**To be done:**
Write out the material again exactly, please, and omit the pictures.

[Dataset entries on figures]
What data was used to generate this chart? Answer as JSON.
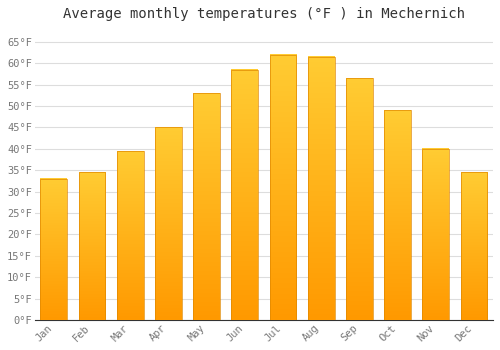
{
  "title": "Average monthly temperatures (°F ) in Mechernich",
  "months": [
    "Jan",
    "Feb",
    "Mar",
    "Apr",
    "May",
    "Jun",
    "Jul",
    "Aug",
    "Sep",
    "Oct",
    "Nov",
    "Dec"
  ],
  "values": [
    33,
    34.5,
    39.5,
    45,
    53,
    58.5,
    62,
    61.5,
    56.5,
    49,
    40,
    34.5
  ],
  "bar_color_top": "#FFCC33",
  "bar_color_bottom": "#FF9900",
  "bar_edge_color": "#E08800",
  "background_color": "#ffffff",
  "grid_color": "#dddddd",
  "title_fontsize": 10,
  "tick_fontsize": 7.5,
  "ylim": [
    0,
    68
  ],
  "yticks": [
    0,
    5,
    10,
    15,
    20,
    25,
    30,
    35,
    40,
    45,
    50,
    55,
    60,
    65
  ],
  "ytick_labels": [
    "0°F",
    "5°F",
    "10°F",
    "15°F",
    "20°F",
    "25°F",
    "30°F",
    "35°F",
    "40°F",
    "45°F",
    "50°F",
    "55°F",
    "60°F",
    "65°F"
  ],
  "bar_width": 0.7
}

**Output below:**
What data was used to generate this chart? Answer as JSON.
{
  "title": "Average monthly temperatures (°F ) in Mechernich",
  "months": [
    "Jan",
    "Feb",
    "Mar",
    "Apr",
    "May",
    "Jun",
    "Jul",
    "Aug",
    "Sep",
    "Oct",
    "Nov",
    "Dec"
  ],
  "values": [
    33,
    34.5,
    39.5,
    45,
    53,
    58.5,
    62,
    61.5,
    56.5,
    49,
    40,
    34.5
  ],
  "bar_color_top": "#FFCC33",
  "bar_color_bottom": "#FF9900",
  "bar_edge_color": "#E08800",
  "background_color": "#ffffff",
  "grid_color": "#dddddd",
  "title_fontsize": 10,
  "tick_fontsize": 7.5,
  "ylim": [
    0,
    68
  ],
  "yticks": [
    0,
    5,
    10,
    15,
    20,
    25,
    30,
    35,
    40,
    45,
    50,
    55,
    60,
    65
  ],
  "ytick_labels": [
    "0°F",
    "5°F",
    "10°F",
    "15°F",
    "20°F",
    "25°F",
    "30°F",
    "35°F",
    "40°F",
    "45°F",
    "50°F",
    "55°F",
    "60°F",
    "65°F"
  ],
  "bar_width": 0.7
}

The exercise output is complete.